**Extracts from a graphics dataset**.
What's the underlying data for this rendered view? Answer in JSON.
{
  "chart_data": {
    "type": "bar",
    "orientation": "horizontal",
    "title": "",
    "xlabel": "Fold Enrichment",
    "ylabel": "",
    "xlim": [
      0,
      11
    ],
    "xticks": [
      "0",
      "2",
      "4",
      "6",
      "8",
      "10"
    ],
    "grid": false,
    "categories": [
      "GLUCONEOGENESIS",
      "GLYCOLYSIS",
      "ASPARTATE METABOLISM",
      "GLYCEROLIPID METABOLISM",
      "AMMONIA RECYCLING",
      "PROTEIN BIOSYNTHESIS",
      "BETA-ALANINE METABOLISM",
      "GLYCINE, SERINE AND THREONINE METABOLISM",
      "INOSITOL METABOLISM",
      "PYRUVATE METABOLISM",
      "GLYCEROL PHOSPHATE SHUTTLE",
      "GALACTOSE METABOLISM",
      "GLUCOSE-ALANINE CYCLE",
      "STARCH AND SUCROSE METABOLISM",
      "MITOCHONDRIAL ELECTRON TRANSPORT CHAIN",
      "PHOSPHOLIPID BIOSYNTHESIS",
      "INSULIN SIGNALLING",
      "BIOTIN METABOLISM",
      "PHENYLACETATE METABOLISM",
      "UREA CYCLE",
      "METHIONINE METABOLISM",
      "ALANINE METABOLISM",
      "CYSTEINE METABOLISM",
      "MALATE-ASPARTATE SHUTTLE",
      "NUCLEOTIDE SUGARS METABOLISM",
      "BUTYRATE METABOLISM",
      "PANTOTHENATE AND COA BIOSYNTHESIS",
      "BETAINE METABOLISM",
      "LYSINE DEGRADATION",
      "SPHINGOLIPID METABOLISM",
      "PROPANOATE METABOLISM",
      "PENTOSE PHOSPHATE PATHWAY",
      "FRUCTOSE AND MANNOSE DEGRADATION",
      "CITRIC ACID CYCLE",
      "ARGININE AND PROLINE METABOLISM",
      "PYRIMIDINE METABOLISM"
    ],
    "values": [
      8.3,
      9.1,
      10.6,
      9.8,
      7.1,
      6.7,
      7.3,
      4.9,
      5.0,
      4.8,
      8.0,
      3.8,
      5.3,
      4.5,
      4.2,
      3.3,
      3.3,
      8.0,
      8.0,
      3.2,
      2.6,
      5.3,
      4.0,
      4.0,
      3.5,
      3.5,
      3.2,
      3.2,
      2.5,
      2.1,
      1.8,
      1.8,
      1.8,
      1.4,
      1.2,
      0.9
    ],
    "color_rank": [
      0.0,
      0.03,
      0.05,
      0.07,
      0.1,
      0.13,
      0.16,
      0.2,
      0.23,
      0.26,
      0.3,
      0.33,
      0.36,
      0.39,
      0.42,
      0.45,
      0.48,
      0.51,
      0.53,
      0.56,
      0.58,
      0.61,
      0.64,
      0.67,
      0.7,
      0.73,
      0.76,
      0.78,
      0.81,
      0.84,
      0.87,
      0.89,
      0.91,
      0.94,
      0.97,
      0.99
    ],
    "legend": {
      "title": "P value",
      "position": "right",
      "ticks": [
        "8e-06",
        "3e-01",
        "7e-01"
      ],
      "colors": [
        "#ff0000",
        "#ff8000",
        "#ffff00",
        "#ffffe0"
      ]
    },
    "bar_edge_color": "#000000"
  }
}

**WHAT TO DO**.
Copy each line of the records that has "ASPARTATE" in it.

**TASK RESPONSE**.
      "ASPARTATE METABOLISM",
      "MALATE-ASPARTATE SHUTTLE",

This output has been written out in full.